--- Required work ---
Would you repeat the listing exactly but omit every picture?

--- Data entries ---
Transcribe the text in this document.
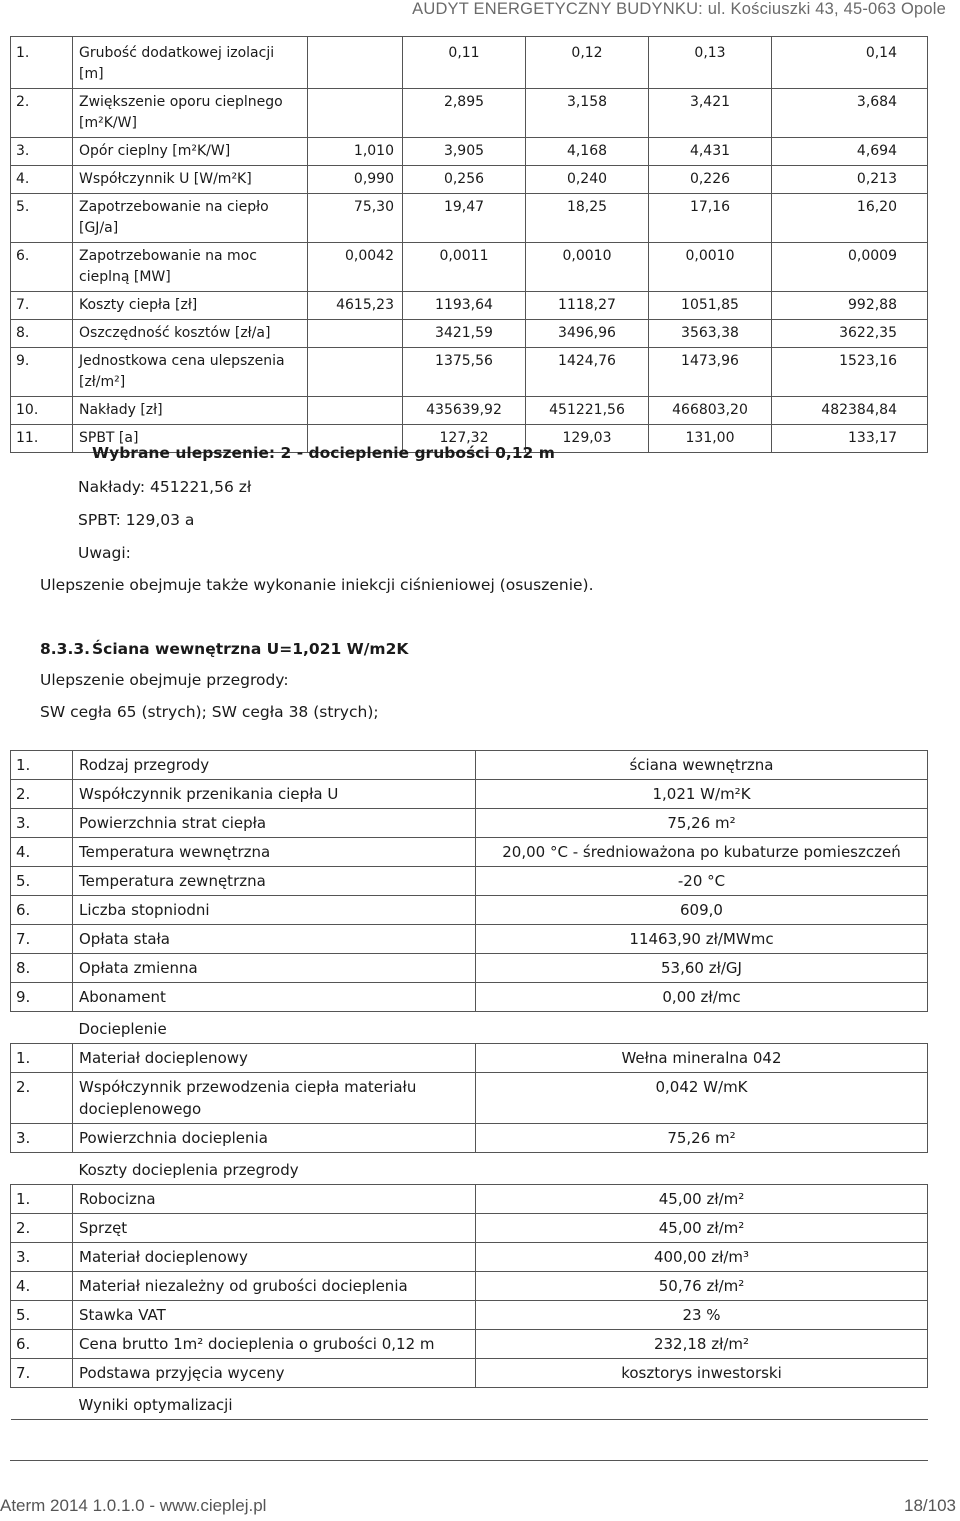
AUDYT ENERGETYCZNY BUDYNKU: ul. Kościuszki 43, 45-063 Opole
1.	Grubość dodatkowej izolacji [m]		0,11	0,12	0,13	0,14
2.	Zwiększenie oporu cieplnego [m²K/W]		2,895	3,158	3,421	3,684
3.	Opór cieplny [m²K/W]	1,010	3,905	4,168	4,431	4,694
4.	Współczynnik U [W/m²K]	0,990	0,256	0,240	0,226	0,213
5.	Zapotrzebowanie na ciepło [GJ/a]	75,30	19,47	18,25	17,16	16,20
6.	Zapotrzebowanie na moc cieplną [MW]	0,0042	0,0011	0,0010	0,0010	0,0009
7.	Koszty ciepła [zł]	4615,23	1193,64	1118,27	1051,85	992,88
8.	Oszczędność kosztów [zł/a]		3421,59	3496,96	3563,38	3622,35
9.	Jednostkowa cena ulepszenia [zł/m²]		1375,56	1424,76	1473,96	1523,16
10.	Nakłady [zł]		435639,92	451221,56	466803,20	482384,84
11.	SPBT [a]		127,32	129,03	131,00	133,17
Wybrane ulepszenie: 2 - docieplenie grubości 0,12 m
Nakłady: 451221,56 zł
SPBT: 129,03 a
Uwagi:
Ulepszenie obejmuje także wykonanie iniekcji ciśnieniowej (osuszenie).
8.3.3. Ściana wewnętrzna U=1,021 W/m2K
Ulepszenie obejmuje przegrody:
SW cegła 65 (strych); SW cegła 38 (strych);
1.	Rodzaj przegrody	ściana wewnętrzna
2.	Współczynnik przenikania ciepła U	1,021 W/m²K
3.	Powierzchnia strat ciepła	75,26 m²
4.	Temperatura wewnętrzna	20,00 °C - średnioważona po kubaturze pomieszczeń
5.	Temperatura zewnętrzna	-20 °C
6.	Liczba stopniodni	609,0
7.	Opłata stała	11463,90 zł/MWmc
8.	Opłata zmienna	53,60 zł/GJ
9.	Abonament	0,00 zł/mc
	Docieplenie	
1.	Materiał docieplenowy	Wełna mineralna 042
2.	Współczynnik przewodzenia ciepła materiału docieplenowego	0,042 W/mK
3.	Powierzchnia docieplenia	75,26 m²
	Koszty docieplenia przegrody	
1.	Robocizna	45,00 zł/m²
2.	Sprzęt	45,00 zł/m²
3.	Materiał docieplenowy	400,00 zł/m³
4.	Materiał niezależny od grubości docieplenia	50,76 zł/m²
5.	Stawka VAT	23 %
6.	Cena brutto 1m² docieplenia o grubości 0,12 m	232,18 zł/m²
7.	Podstawa przyjęcia wyceny	kosztorys inwestorski
	Wyniki optymalizacji	
Aterm 2014 1.0.1.0 - www.cieplej.pl	18/103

--- Exercise answer ---
Transcribe the text in this document.
AUDYT ENERGETYCZNY BUDYNKU: ul. Kościuszki 43, 45-063 Opole
1.	Grubość dodatkowej izolacji [m]		0,11	0,12	0,13	0,14
2.	Zwiększenie oporu cieplnego [m²K/W]		2,895	3,158	3,421	3,684
3.	Opór cieplny [m²K/W]	1,010	3,905	4,168	4,431	4,694
4.	Współczynnik U [W/m²K]	0,990	0,256	0,240	0,226	0,213
5.	Zapotrzebowanie na ciepło [GJ/a]	75,30	19,47	18,25	17,16	16,20
6.	Zapotrzebowanie na moc cieplną [MW]	0,0042	0,0011	0,0010	0,0010	0,0009
7.	Koszty ciepła [zł]	4615,23	1193,64	1118,27	1051,85	992,88
8.	Oszczędność kosztów [zł/a]		3421,59	3496,96	3563,38	3622,35
9.	Jednostkowa cena ulepszenia [zł/m²]		1375,56	1424,76	1473,96	1523,16
10.	Nakłady [zł]		435639,92	451221,56	466803,20	482384,84
11.	SPBT [a]		127,32	129,03	131,00	133,17
Wybrane ulepszenie: 2 - docieplenie grubości 0,12 m
Nakłady: 451221,56 zł
SPBT: 129,03 a
Uwagi:
Ulepszenie obejmuje także wykonanie iniekcji ciśnieniowej (osuszenie).
8.3.3. Ściana wewnętrzna U=1,021 W/m2K
Ulepszenie obejmuje przegrody:
SW cegła 65 (strych); SW cegła 38 (strych);
1.	Rodzaj przegrody	ściana wewnętrzna
2.	Współczynnik przenikania ciepła U	1,021 W/m²K
3.	Powierzchnia strat ciepła	75,26 m²
4.	Temperatura wewnętrzna	20,00 °C - średnioważona po kubaturze pomieszczeń
5.	Temperatura zewnętrzna	-20 °C
6.	Liczba stopniodni	609,0
7.	Opłata stała	11463,90 zł/MWmc
8.	Opłata zmienna	53,60 zł/GJ
9.	Abonament	0,00 zł/mc
	Docieplenie	
1.	Materiał docieplenowy	Wełna mineralna 042
2.	Współczynnik przewodzenia ciepła materiału docieplenowego	0,042 W/mK
3.	Powierzchnia docieplenia	75,26 m²
	Koszty docieplenia przegrody	
1.	Robocizna	45,00 zł/m²
2.	Sprzęt	45,00 zł/m²
3.	Materiał docieplenowy	400,00 zł/m³
4.	Materiał niezależny od grubości docieplenia	50,76 zł/m²
5.	Stawka VAT	23 %
6.	Cena brutto 1m² docieplenia o grubości 0,12 m	232,18 zł/m²
7.	Podstawa przyjęcia wyceny	kosztorys inwestorski
	Wyniki optymalizacji	
Aterm 2014 1.0.1.0 - www.cieplej.pl	18/103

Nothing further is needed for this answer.